▸ Exercise directions: The listing must be reproduced in full, exactly as it stands.

begin Task data

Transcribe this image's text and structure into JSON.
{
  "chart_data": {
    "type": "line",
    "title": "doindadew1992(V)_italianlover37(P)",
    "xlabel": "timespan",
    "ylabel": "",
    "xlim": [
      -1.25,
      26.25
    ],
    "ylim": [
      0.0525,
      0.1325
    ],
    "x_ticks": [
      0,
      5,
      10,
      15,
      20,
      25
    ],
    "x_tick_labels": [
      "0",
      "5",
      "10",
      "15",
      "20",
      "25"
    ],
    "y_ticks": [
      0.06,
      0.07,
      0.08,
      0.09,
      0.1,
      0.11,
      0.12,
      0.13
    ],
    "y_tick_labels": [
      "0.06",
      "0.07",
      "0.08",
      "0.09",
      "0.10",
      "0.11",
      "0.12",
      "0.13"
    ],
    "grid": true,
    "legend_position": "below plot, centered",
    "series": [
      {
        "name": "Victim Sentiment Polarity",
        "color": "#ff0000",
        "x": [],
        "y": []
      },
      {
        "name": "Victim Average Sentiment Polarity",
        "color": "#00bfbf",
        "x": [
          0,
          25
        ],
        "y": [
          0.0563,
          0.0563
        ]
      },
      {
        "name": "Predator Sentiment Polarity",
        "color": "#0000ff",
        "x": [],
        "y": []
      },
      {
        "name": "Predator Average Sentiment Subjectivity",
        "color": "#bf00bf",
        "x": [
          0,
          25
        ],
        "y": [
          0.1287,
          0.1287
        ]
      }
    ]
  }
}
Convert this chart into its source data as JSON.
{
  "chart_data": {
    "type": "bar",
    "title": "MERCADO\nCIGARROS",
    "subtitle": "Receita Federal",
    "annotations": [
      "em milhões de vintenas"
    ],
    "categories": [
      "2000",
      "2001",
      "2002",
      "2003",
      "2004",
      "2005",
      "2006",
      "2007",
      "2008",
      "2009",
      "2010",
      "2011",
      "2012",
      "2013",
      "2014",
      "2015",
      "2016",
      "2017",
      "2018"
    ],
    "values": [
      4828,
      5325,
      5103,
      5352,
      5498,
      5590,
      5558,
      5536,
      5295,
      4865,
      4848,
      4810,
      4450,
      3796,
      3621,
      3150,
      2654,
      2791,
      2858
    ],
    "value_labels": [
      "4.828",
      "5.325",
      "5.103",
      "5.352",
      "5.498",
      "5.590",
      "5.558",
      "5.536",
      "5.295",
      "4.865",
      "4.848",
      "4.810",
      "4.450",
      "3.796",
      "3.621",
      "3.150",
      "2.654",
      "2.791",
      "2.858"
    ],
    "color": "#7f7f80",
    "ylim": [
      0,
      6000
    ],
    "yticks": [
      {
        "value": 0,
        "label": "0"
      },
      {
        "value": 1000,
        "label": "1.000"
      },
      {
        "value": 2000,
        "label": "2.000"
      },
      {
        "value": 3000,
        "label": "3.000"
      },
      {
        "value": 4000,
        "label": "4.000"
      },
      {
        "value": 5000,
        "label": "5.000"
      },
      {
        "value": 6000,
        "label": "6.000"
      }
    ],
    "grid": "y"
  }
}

end Task data

▸ Finished exercise:
Transcribe this image's text and structure into JSON.
{
  "chart_data": {
    "type": "line",
    "title": "doindadew1992(V)_italianlover37(P)",
    "xlabel": "timespan",
    "ylabel": "",
    "xlim": [
      -1.25,
      26.25
    ],
    "ylim": [
      0.0525,
      0.1325
    ],
    "x_ticks": [
      0,
      5,
      10,
      15,
      20,
      25
    ],
    "x_tick_labels": [
      "0",
      "5",
      "10",
      "15",
      "20",
      "25"
    ],
    "y_ticks": [
      0.06,
      0.07,
      0.08,
      0.09,
      0.1,
      0.11,
      0.12,
      0.13
    ],
    "y_tick_labels": [
      "0.06",
      "0.07",
      "0.08",
      "0.09",
      "0.10",
      "0.11",
      "0.12",
      "0.13"
    ],
    "grid": true,
    "legend_position": "below plot, centered",
    "series": [
      {
        "name": "Victim Sentiment Polarity",
        "color": "#ff0000",
        "x": [],
        "y": []
      },
      {
        "name": "Victim Average Sentiment Polarity",
        "color": "#00bfbf",
        "x": [
          0,
          25
        ],
        "y": [
          0.0563,
          0.0563
        ]
      },
      {
        "name": "Predator Sentiment Polarity",
        "color": "#0000ff",
        "x": [],
        "y": []
      },
      {
        "name": "Predator Average Sentiment Subjectivity",
        "color": "#bf00bf",
        "x": [
          0,
          25
        ],
        "y": [
          0.1287,
          0.1287
        ]
      }
    ]
  }
}
Convert this chart into its source data as JSON.
{
  "chart_data": {
    "type": "bar",
    "title": "MERCADO\nCIGARROS",
    "subtitle": "Receita Federal",
    "annotations": [
      "em milhões de vintenas"
    ],
    "categories": [
      "2000",
      "2001",
      "2002",
      "2003",
      "2004",
      "2005",
      "2006",
      "2007",
      "2008",
      "2009",
      "2010",
      "2011",
      "2012",
      "2013",
      "2014",
      "2015",
      "2016",
      "2017",
      "2018"
    ],
    "values": [
      4828,
      5325,
      5103,
      5352,
      5498,
      5590,
      5558,
      5536,
      5295,
      4865,
      4848,
      4810,
      4450,
      3796,
      3621,
      3150,
      2654,
      2791,
      2858
    ],
    "value_labels": [
      "4.828",
      "5.325",
      "5.103",
      "5.352",
      "5.498",
      "5.590",
      "5.558",
      "5.536",
      "5.295",
      "4.865",
      "4.848",
      "4.810",
      "4.450",
      "3.796",
      "3.621",
      "3.150",
      "2.654",
      "2.791",
      "2.858"
    ],
    "color": "#7f7f80",
    "ylim": [
      0,
      6000
    ],
    "yticks": [
      {
        "value": 0,
        "label": "0"
      },
      {
        "value": 1000,
        "label": "1.000"
      },
      {
        "value": 2000,
        "label": "2.000"
      },
      {
        "value": 3000,
        "label": "3.000"
      },
      {
        "value": 4000,
        "label": "4.000"
      },
      {
        "value": 5000,
        "label": "5.000"
      },
      {
        "value": 6000,
        "label": "6.000"
      }
    ],
    "grid": "y"
  }
}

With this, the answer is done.